■ What is required:
Copy every line of the data that includes the string "name".

■ Supplied data:
____

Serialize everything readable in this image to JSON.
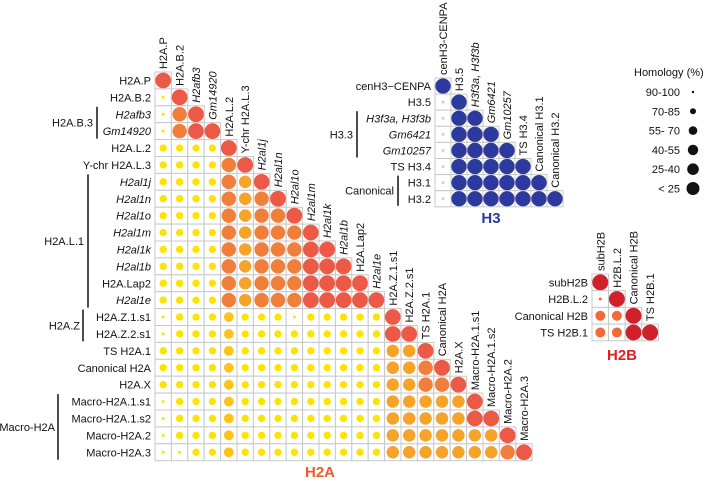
{
  "legend": {
    "title": "Homology (%)",
    "items": [
      {
        "label": "90-100",
        "level": 5
      },
      {
        "label": "70-85",
        "level": 4
      },
      {
        "label": "55- 70",
        "level": 3
      },
      {
        "label": "40-55",
        "level": 2
      },
      {
        "label": "25-40",
        "level": 1
      },
      {
        "label": "< 25",
        "level": 0
      }
    ]
  },
  "chart_data": [
    {
      "type": "heatmap",
      "title": "H2A",
      "title_color": "#f05a28",
      "level_colors": [
        "#fde300",
        "#fde300",
        "#fcc41a",
        "#f6a32a",
        "#f07f3c",
        "#ec5a47"
      ],
      "level_meaning": [
        "<25",
        "25-40",
        "40-55",
        "55-70",
        "70-85",
        "90-100"
      ],
      "labels": [
        {
          "text": "H2A.P"
        },
        {
          "text": "H2A.B.2"
        },
        {
          "text": "H2afb3",
          "italic": true
        },
        {
          "text": "Gm14920",
          "italic": true
        },
        {
          "text": "H2A.L.2"
        },
        {
          "text": "Y-chr H2A.L.3"
        },
        {
          "text": "H2al1j",
          "italic": true
        },
        {
          "text": "H2al1n",
          "italic": true
        },
        {
          "text": "H2al1o",
          "italic": true
        },
        {
          "text": "H2al1m",
          "italic": true
        },
        {
          "text": "H2al1k",
          "italic": true
        },
        {
          "text": "H2al1b",
          "italic": true
        },
        {
          "text": "H2A.Lap2"
        },
        {
          "text": "H2al1e",
          "italic": true
        },
        {
          "text": "H2A.Z.1.s1"
        },
        {
          "text": "H2A.Z.2.s1"
        },
        {
          "text": "TS H2A.1"
        },
        {
          "text": "Canonical H2A"
        },
        {
          "text": "H2A.X"
        },
        {
          "text": "Macro-H2A.1.s1"
        },
        {
          "text": "Macro-H2A.1.s2"
        },
        {
          "text": "Macro-H2A.2"
        },
        {
          "text": "Macro-H2A.3"
        }
      ],
      "groups": [
        {
          "name": "H2A.B.3",
          "rows": [
            2,
            3
          ]
        },
        {
          "name": "H2A.L.1",
          "rows": [
            6,
            13
          ]
        },
        {
          "name": "H2A.Z",
          "rows": [
            14,
            15
          ]
        },
        {
          "name": "Macro-H2A",
          "rows": [
            19,
            22
          ]
        }
      ],
      "matrix": [
        [
          5
        ],
        [
          0,
          5
        ],
        [
          0,
          4,
          5
        ],
        [
          0,
          4,
          5,
          5
        ],
        [
          1,
          1,
          1,
          1,
          5
        ],
        [
          1,
          1,
          1,
          1,
          4,
          5
        ],
        [
          1,
          1,
          1,
          1,
          4,
          3,
          5
        ],
        [
          1,
          1,
          1,
          1,
          4,
          3,
          4,
          5
        ],
        [
          1,
          1,
          1,
          1,
          4,
          3,
          4,
          4,
          5
        ],
        [
          1,
          1,
          1,
          1,
          4,
          3,
          4,
          4,
          4,
          5
        ],
        [
          1,
          1,
          1,
          1,
          4,
          3,
          4,
          4,
          4,
          5,
          5
        ],
        [
          1,
          1,
          1,
          1,
          4,
          3,
          4,
          4,
          4,
          5,
          5,
          5
        ],
        [
          1,
          1,
          1,
          1,
          4,
          3,
          4,
          4,
          4,
          5,
          5,
          5,
          5
        ],
        [
          1,
          1,
          1,
          1,
          4,
          3,
          4,
          4,
          4,
          5,
          5,
          5,
          5,
          5
        ],
        [
          0,
          1,
          1,
          1,
          2,
          1,
          1,
          1,
          0,
          1,
          1,
          1,
          1,
          1,
          5
        ],
        [
          0,
          1,
          1,
          1,
          2,
          1,
          1,
          1,
          1,
          1,
          1,
          1,
          1,
          1,
          5,
          5
        ],
        [
          1,
          1,
          1,
          1,
          2,
          1,
          1,
          1,
          1,
          1,
          1,
          1,
          1,
          1,
          3,
          3,
          5
        ],
        [
          1,
          1,
          1,
          1,
          2,
          1,
          1,
          1,
          1,
          1,
          1,
          1,
          1,
          1,
          3,
          3,
          4,
          5
        ],
        [
          1,
          1,
          1,
          1,
          2,
          1,
          1,
          1,
          1,
          1,
          1,
          1,
          1,
          1,
          3,
          3,
          4,
          4,
          5
        ],
        [
          0,
          1,
          1,
          1,
          2,
          1,
          1,
          1,
          1,
          1,
          1,
          1,
          1,
          1,
          3,
          3,
          3,
          3,
          3,
          5
        ],
        [
          0,
          1,
          1,
          1,
          2,
          1,
          1,
          1,
          1,
          1,
          1,
          1,
          1,
          1,
          3,
          3,
          3,
          3,
          3,
          5,
          5
        ],
        [
          0,
          1,
          1,
          1,
          2,
          1,
          1,
          1,
          1,
          1,
          1,
          1,
          1,
          1,
          3,
          3,
          3,
          3,
          3,
          3,
          3,
          5
        ],
        [
          0,
          0,
          1,
          1,
          2,
          1,
          1,
          1,
          1,
          1,
          1,
          1,
          1,
          1,
          3,
          3,
          3,
          3,
          3,
          3,
          3,
          4,
          5
        ]
      ]
    },
    {
      "type": "heatmap",
      "title": "H3",
      "title_color": "#2b3a9c",
      "level_colors": [
        "#a9dbe8",
        "#2b3a9c",
        "#2b3a9c",
        "#2b3a9c",
        "#2b3a9c",
        "#2b3a9c"
      ],
      "labels": [
        {
          "text": "cenH3−CENPA"
        },
        {
          "text": "H3.5"
        },
        {
          "text": "H3f3a, H3f3b",
          "italic": true
        },
        {
          "text": "Gm6421",
          "italic": true
        },
        {
          "text": "Gm10257",
          "italic": true
        },
        {
          "text": "TS H3.4"
        },
        {
          "text": "H3.1"
        },
        {
          "text": "H3.2"
        }
      ],
      "col_labels": [
        {
          "text": "cenH3-CENPA"
        },
        {
          "text": "H3.5"
        },
        {
          "text": "H3f3a, H3f3b",
          "italic": true
        },
        {
          "text": "Gm6421",
          "italic": true
        },
        {
          "text": "Gm10257",
          "italic": true
        },
        {
          "text": "TS H3.4"
        },
        {
          "text": "Canonical H3.1"
        },
        {
          "text": "Canonical H3.2"
        }
      ],
      "groups": [
        {
          "name": "H3.3",
          "rows": [
            2,
            4
          ]
        },
        {
          "name": "Canonical",
          "rows": [
            6,
            7
          ]
        }
      ],
      "matrix": [
        [
          5
        ],
        [
          0,
          5
        ],
        [
          0,
          5,
          5
        ],
        [
          0,
          5,
          5,
          5
        ],
        [
          0,
          5,
          5,
          5,
          5
        ],
        [
          0,
          5,
          5,
          5,
          5,
          5
        ],
        [
          0,
          5,
          5,
          5,
          5,
          5,
          5
        ],
        [
          0,
          5,
          5,
          5,
          5,
          5,
          5,
          5
        ]
      ]
    },
    {
      "type": "heatmap",
      "title": "H2B",
      "title_color": "#e02027",
      "level_colors": [
        "#f26a3a",
        "#f26a3a",
        "#f26a3a",
        "#d0202a",
        "#d0202a",
        "#d0202a"
      ],
      "labels": [
        {
          "text": "subH2B"
        },
        {
          "text": "H2B.L.2"
        },
        {
          "text": "Canonical H2B"
        },
        {
          "text": "TS H2B.1"
        }
      ],
      "groups": [],
      "matrix": [
        [
          5
        ],
        [
          0,
          5
        ],
        [
          2,
          2,
          5
        ],
        [
          2,
          2,
          5,
          5
        ]
      ]
    }
  ]
}
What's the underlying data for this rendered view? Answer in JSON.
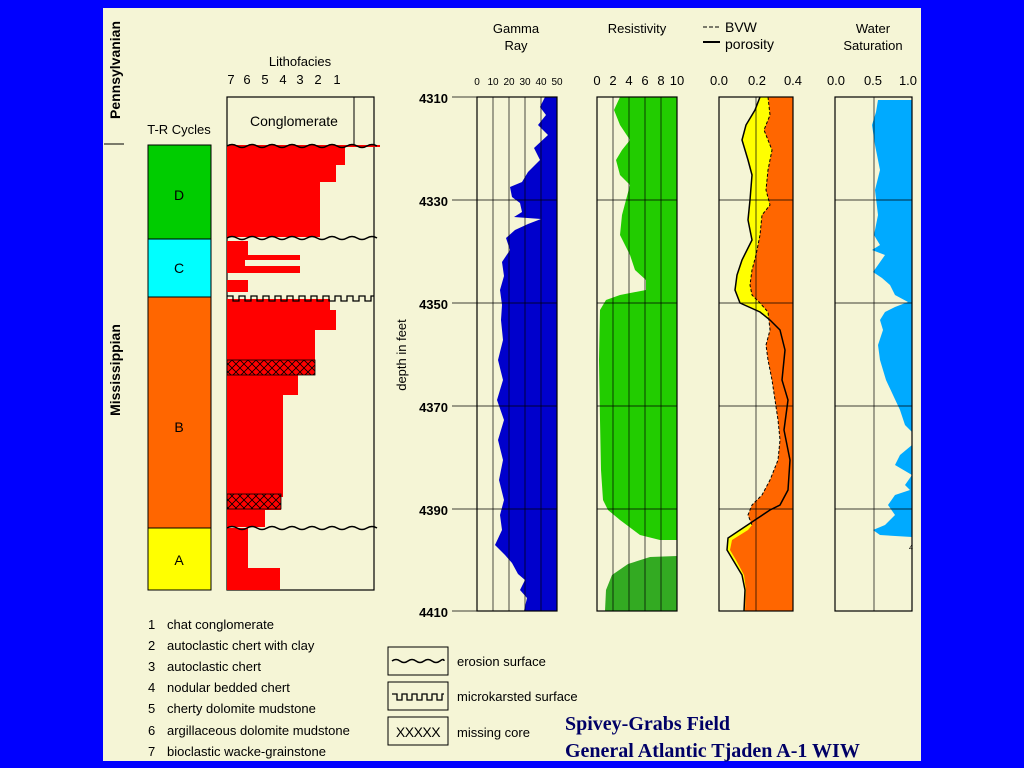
{
  "title": {
    "line1": "Spivey-Grabs Field",
    "line2": "General Atlantic Tjaden A-1 WIW"
  },
  "periods": {
    "upper": "Pennsylvanian",
    "lower": "Mississippian"
  },
  "tr_cycles": {
    "header": "T-R Cycles",
    "cycles": [
      {
        "label": "D",
        "color": "#00cc00"
      },
      {
        "label": "C",
        "color": "#00ffff"
      },
      {
        "label": "B",
        "color": "#ff6600"
      },
      {
        "label": "A",
        "color": "#ffff00"
      }
    ]
  },
  "lithofacies": {
    "header": "Lithofacies",
    "scale": [
      "7",
      "6",
      "5",
      "4",
      "3",
      "2",
      "1"
    ],
    "conglomerate_label": "Conglomerate",
    "fill_color": "#ff0000"
  },
  "depth_axis": {
    "label": "depth in feet",
    "ticks": [
      "4310",
      "4330",
      "4350",
      "4370",
      "4390",
      "4410"
    ]
  },
  "tracks": {
    "gamma": {
      "title1": "Gamma",
      "title2": "Ray",
      "ticks": [
        "0",
        "10",
        "20",
        "30",
        "40",
        "50"
      ],
      "color": "#0000cc"
    },
    "resistivity": {
      "title": "Resistivity",
      "ticks": [
        "0",
        "2",
        "4",
        "6",
        "8",
        "10"
      ],
      "color": "#22cc00",
      "lower_color": "#33aa22"
    },
    "porosity": {
      "legend_bvw": "BVW",
      "legend_porosity": "porosity",
      "ticks": [
        "0.0",
        "0.2",
        "0.4"
      ],
      "bvw_color": "#ff6600",
      "hc_color": "#ffff00"
    },
    "water_saturation": {
      "title1": "Water",
      "title2": "Saturation",
      "ticks": [
        "0.0",
        "0.5",
        "1.0"
      ],
      "color": "#00aaff"
    }
  },
  "lithofacies_legend": [
    {
      "num": "1",
      "text": "chat conglomerate"
    },
    {
      "num": "2",
      "text": "autoclastic chert with clay"
    },
    {
      "num": "3",
      "text": "autoclastic chert"
    },
    {
      "num": "4",
      "text": "nodular bedded chert"
    },
    {
      "num": "5",
      "text": "cherty dolomite mudstone"
    },
    {
      "num": "6",
      "text": "argillaceous dolomite mudstone"
    },
    {
      "num": "7",
      "text": "bioclastic wacke-grainstone"
    }
  ],
  "symbol_legend": {
    "erosion": "erosion surface",
    "microkarst": "microkarsted surface",
    "missing_symbol": "XXXXX",
    "missing": "missing core"
  },
  "small_mark": "4"
}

____

■ Result for this exercise:
          "name": "H2A.B.3",
          "name": "H2A.L.1",
          "name": "H2A.Z",
          "name": "Macro-H2A",
          "name": "H3.3",
          "name": "Canonical",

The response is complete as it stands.